Start of Information provided

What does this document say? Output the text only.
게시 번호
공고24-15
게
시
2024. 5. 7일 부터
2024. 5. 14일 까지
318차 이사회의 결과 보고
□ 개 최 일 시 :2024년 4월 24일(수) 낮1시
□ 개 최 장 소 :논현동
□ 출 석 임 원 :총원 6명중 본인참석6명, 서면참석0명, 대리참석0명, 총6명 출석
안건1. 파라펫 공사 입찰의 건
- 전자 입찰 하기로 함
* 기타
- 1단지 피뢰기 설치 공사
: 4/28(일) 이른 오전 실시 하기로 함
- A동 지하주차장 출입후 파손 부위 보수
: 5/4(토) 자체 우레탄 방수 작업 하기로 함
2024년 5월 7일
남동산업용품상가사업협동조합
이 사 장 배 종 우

End of Information provided

Go through the entries and repeat each one exactly.

What does this document say? Output the text only.
게시 번호
공고24-15
게
시
2024. 5. 7일 부터
2024. 5. 14일 까지
318차 이사회의 결과 보고
□ 개 최 일 시 :2024년 4월 24일(수) 낮1시
□ 개 최 장 소 :논현동
□ 출 석 임 원 :총원 6명중 본인참석6명, 서면참석0명, 대리참석0명, 총6명 출석
안건1. 파라펫 공사 입찰의 건
- 전자 입찰 하기로 함
* 기타
- 1단지 피뢰기 설치 공사
: 4/28(일) 이른 오전 실시 하기로 함
- A동 지하주차장 출입후 파손 부위 보수
: 5/4(토) 자체 우레탄 방수 작업 하기로 함
2024년 5월 7일
남동산업용품상가사업협동조합
이 사 장 배 종 우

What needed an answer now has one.